• WRITTEN EXERCISE:
Copy out the complete listing, word for word.

(Data records)
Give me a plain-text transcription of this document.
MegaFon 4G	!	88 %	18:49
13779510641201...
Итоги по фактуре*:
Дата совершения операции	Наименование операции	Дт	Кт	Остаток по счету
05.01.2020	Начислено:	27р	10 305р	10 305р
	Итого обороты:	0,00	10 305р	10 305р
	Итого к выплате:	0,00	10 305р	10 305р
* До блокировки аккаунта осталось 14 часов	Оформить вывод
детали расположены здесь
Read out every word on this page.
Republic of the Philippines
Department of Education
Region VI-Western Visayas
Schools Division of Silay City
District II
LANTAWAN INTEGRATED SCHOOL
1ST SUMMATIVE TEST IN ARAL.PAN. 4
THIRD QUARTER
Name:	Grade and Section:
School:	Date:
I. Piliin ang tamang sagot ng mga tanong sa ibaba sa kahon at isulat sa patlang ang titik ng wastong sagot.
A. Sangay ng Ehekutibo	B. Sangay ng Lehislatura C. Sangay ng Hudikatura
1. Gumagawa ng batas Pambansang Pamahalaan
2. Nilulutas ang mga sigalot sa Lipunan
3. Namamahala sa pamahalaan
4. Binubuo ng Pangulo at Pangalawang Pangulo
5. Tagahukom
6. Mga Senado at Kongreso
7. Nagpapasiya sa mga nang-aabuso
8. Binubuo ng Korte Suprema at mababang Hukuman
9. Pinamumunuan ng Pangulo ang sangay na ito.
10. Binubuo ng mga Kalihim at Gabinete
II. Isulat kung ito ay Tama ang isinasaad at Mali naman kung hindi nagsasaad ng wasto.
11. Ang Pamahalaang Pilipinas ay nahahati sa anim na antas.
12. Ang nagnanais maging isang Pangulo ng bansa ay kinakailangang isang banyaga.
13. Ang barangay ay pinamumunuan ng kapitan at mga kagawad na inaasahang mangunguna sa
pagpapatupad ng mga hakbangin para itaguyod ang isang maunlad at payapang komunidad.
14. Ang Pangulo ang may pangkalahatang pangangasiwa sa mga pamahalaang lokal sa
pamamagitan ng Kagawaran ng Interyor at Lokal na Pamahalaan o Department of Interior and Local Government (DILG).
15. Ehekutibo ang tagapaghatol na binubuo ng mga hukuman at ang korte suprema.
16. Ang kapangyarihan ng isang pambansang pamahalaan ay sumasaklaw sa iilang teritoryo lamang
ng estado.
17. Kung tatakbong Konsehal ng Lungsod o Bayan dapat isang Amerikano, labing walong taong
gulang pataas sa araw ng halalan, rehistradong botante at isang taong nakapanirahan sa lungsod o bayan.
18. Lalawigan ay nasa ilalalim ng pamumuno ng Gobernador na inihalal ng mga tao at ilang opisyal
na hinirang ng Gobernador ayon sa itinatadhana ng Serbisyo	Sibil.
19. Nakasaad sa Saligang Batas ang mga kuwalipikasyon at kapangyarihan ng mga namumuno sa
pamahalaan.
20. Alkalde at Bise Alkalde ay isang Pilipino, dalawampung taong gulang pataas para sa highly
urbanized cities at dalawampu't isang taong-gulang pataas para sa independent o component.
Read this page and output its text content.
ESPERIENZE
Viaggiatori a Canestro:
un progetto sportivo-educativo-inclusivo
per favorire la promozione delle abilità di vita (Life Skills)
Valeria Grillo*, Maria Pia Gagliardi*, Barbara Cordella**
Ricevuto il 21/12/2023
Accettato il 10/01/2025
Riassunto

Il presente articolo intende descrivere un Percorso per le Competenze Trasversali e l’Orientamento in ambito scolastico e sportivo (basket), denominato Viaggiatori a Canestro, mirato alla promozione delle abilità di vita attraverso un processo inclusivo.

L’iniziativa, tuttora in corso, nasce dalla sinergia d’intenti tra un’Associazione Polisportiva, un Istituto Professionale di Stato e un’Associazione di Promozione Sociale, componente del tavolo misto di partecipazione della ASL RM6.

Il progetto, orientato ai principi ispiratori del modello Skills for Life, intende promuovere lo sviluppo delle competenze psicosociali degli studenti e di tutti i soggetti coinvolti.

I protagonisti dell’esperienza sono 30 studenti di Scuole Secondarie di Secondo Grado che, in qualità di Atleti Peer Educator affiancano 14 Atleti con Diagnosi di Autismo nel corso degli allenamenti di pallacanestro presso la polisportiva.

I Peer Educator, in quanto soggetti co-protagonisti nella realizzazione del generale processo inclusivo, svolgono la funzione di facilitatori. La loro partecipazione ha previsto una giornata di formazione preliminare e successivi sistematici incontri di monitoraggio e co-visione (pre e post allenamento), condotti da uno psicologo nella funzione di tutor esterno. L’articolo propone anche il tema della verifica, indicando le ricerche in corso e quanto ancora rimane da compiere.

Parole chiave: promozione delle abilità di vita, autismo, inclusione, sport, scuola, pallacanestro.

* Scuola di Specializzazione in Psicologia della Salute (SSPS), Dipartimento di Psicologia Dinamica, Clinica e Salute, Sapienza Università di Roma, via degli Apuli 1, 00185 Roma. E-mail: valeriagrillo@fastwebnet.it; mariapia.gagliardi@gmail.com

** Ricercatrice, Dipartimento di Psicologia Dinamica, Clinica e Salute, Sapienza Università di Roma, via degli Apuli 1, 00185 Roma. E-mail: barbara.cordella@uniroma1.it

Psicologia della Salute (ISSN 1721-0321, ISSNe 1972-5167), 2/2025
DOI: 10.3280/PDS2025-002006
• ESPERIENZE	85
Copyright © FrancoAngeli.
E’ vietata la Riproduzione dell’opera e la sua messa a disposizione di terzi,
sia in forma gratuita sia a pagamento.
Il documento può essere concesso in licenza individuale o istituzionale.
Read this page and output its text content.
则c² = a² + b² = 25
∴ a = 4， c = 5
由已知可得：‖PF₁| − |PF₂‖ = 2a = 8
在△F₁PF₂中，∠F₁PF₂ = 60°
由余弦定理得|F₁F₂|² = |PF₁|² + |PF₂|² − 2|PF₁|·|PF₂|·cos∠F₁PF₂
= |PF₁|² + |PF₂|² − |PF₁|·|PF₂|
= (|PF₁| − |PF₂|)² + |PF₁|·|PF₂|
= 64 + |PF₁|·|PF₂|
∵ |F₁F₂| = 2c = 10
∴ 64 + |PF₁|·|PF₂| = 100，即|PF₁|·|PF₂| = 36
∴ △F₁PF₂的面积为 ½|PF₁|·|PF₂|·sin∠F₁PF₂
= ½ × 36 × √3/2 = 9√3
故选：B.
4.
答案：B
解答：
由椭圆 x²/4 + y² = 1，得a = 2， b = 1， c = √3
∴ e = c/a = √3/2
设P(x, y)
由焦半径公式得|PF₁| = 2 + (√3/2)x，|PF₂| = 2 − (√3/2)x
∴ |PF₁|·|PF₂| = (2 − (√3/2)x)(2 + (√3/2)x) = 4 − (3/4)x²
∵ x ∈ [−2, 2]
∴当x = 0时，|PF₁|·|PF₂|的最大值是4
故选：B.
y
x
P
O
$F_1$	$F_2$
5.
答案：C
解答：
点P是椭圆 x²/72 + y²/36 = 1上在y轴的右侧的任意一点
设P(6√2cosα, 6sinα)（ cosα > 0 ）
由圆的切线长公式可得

• EXPECTED ANSWER:
Give me a plain-text transcription of this document.
MegaFon 4G	!	88 %	18:49
13779510641201...
Итоги по фактуре*:
Дата совершения операции	Наименование операции	Дт	Кт	Остаток по счету
05.01.2020	Начислено:	27р	10 305р	10 305р
	Итого обороты:	0,00	10 305р	10 305р
	Итого к выплате:	0,00	10 305р	10 305р
* До блокировки аккаунта осталось 14 часов	Оформить вывод
детали расположены здесь
Read out every word on this page.
Republic of the Philippines
Department of Education
Region VI-Western Visayas
Schools Division of Silay City
District II
LANTAWAN INTEGRATED SCHOOL
1ST SUMMATIVE TEST IN ARAL.PAN. 4
THIRD QUARTER
Name:	Grade and Section:
School:	Date:
I. Piliin ang tamang sagot ng mga tanong sa ibaba sa kahon at isulat sa patlang ang titik ng wastong sagot.
A. Sangay ng Ehekutibo	B. Sangay ng Lehislatura C. Sangay ng Hudikatura
1. Gumagawa ng batas Pambansang Pamahalaan
2. Nilulutas ang mga sigalot sa Lipunan
3. Namamahala sa pamahalaan
4. Binubuo ng Pangulo at Pangalawang Pangulo
5. Tagahukom
6. Mga Senado at Kongreso
7. Nagpapasiya sa mga nang-aabuso
8. Binubuo ng Korte Suprema at mababang Hukuman
9. Pinamumunuan ng Pangulo ang sangay na ito.
10. Binubuo ng mga Kalihim at Gabinete
II. Isulat kung ito ay Tama ang isinasaad at Mali naman kung hindi nagsasaad ng wasto.
11. Ang Pamahalaang Pilipinas ay nahahati sa anim na antas.
12. Ang nagnanais maging isang Pangulo ng bansa ay kinakailangang isang banyaga.
13. Ang barangay ay pinamumunuan ng kapitan at mga kagawad na inaasahang mangunguna sa
pagpapatupad ng mga hakbangin para itaguyod ang isang maunlad at payapang komunidad.
14. Ang Pangulo ang may pangkalahatang pangangasiwa sa mga pamahalaang lokal sa
pamamagitan ng Kagawaran ng Interyor at Lokal na Pamahalaan o Department of Interior and Local Government (DILG).
15. Ehekutibo ang tagapaghatol na binubuo ng mga hukuman at ang korte suprema.
16. Ang kapangyarihan ng isang pambansang pamahalaan ay sumasaklaw sa iilang teritoryo lamang
ng estado.
17. Kung tatakbong Konsehal ng Lungsod o Bayan dapat isang Amerikano, labing walong taong
gulang pataas sa araw ng halalan, rehistradong botante at isang taong nakapanirahan sa lungsod o bayan.
18. Lalawigan ay nasa ilalalim ng pamumuno ng Gobernador na inihalal ng mga tao at ilang opisyal
na hinirang ng Gobernador ayon sa itinatadhana ng Serbisyo	Sibil.
19. Nakasaad sa Saligang Batas ang mga kuwalipikasyon at kapangyarihan ng mga namumuno sa
pamahalaan.
20. Alkalde at Bise Alkalde ay isang Pilipino, dalawampung taong gulang pataas para sa highly
urbanized cities at dalawampu't isang taong-gulang pataas para sa independent o component.
Read this page and output its text content.
ESPERIENZE
Viaggiatori a Canestro:
un progetto sportivo-educativo-inclusivo
per favorire la promozione delle abilità di vita (Life Skills)
Valeria Grillo*, Maria Pia Gagliardi*, Barbara Cordella**
Ricevuto il 21/12/2023
Accettato il 10/01/2025
Riassunto

Il presente articolo intende descrivere un Percorso per le Competenze Trasversali e l’Orientamento in ambito scolastico e sportivo (basket), denominato Viaggiatori a Canestro, mirato alla promozione delle abilità di vita attraverso un processo inclusivo.

L’iniziativa, tuttora in corso, nasce dalla sinergia d’intenti tra un’Associazione Polisportiva, un Istituto Professionale di Stato e un’Associazione di Promozione Sociale, componente del tavolo misto di partecipazione della ASL RM6.

Il progetto, orientato ai principi ispiratori del modello Skills for Life, intende promuovere lo sviluppo delle competenze psicosociali degli studenti e di tutti i soggetti coinvolti.

I protagonisti dell’esperienza sono 30 studenti di Scuole Secondarie di Secondo Grado che, in qualità di Atleti Peer Educator affiancano 14 Atleti con Diagnosi di Autismo nel corso degli allenamenti di pallacanestro presso la polisportiva.

I Peer Educator, in quanto soggetti co-protagonisti nella realizzazione del generale processo inclusivo, svolgono la funzione di facilitatori. La loro partecipazione ha previsto una giornata di formazione preliminare e successivi sistematici incontri di monitoraggio e co-visione (pre e post allenamento), condotti da uno psicologo nella funzione di tutor esterno. L’articolo propone anche il tema della verifica, indicando le ricerche in corso e quanto ancora rimane da compiere.

Parole chiave: promozione delle abilità di vita, autismo, inclusione, sport, scuola, pallacanestro.

* Scuola di Specializzazione in Psicologia della Salute (SSPS), Dipartimento di Psicologia Dinamica, Clinica e Salute, Sapienza Università di Roma, via degli Apuli 1, 00185 Roma. E-mail: valeriagrillo@fastwebnet.it; mariapia.gagliardi@gmail.com

** Ricercatrice, Dipartimento di Psicologia Dinamica, Clinica e Salute, Sapienza Università di Roma, via degli Apuli 1, 00185 Roma. E-mail: barbara.cordella@uniroma1.it

Psicologia della Salute (ISSN 1721-0321, ISSNe 1972-5167), 2/2025
DOI: 10.3280/PDS2025-002006
• ESPERIENZE	85
Copyright © FrancoAngeli.
E’ vietata la Riproduzione dell’opera e la sua messa a disposizione di terzi,
sia in forma gratuita sia a pagamento.
Il documento può essere concesso in licenza individuale o istituzionale.
Read this page and output its text content.
则c² = a² + b² = 25
∴ a = 4， c = 5
由已知可得：‖PF₁| − |PF₂‖ = 2a = 8
在△F₁PF₂中，∠F₁PF₂ = 60°
由余弦定理得|F₁F₂|² = |PF₁|² + |PF₂|² − 2|PF₁|·|PF₂|·cos∠F₁PF₂
= |PF₁|² + |PF₂|² − |PF₁|·|PF₂|
= (|PF₁| − |PF₂|)² + |PF₁|·|PF₂|
= 64 + |PF₁|·|PF₂|
∵ |F₁F₂| = 2c = 10
∴ 64 + |PF₁|·|PF₂| = 100，即|PF₁|·|PF₂| = 36
∴ △F₁PF₂的面积为 ½|PF₁|·|PF₂|·sin∠F₁PF₂
= ½ × 36 × √3/2 = 9√3
故选：B.
4.
答案：B
解答：
由椭圆 x²/4 + y² = 1，得a = 2， b = 1， c = √3
∴ e = c/a = √3/2
设P(x, y)
由焦半径公式得|PF₁| = 2 + (√3/2)x，|PF₂| = 2 − (√3/2)x
∴ |PF₁|·|PF₂| = (2 − (√3/2)x)(2 + (√3/2)x) = 4 − (3/4)x²
∵ x ∈ [−2, 2]
∴当x = 0时，|PF₁|·|PF₂|的最大值是4
故选：B.
y
x
P
O
$F_1$	$F_2$
5.
答案：C
解答：
点P是椭圆 x²/72 + y²/36 = 1上在y轴的右侧的任意一点
设P(6√2cosα, 6sinα)（ cosα > 0 ）
由圆的切线长公式可得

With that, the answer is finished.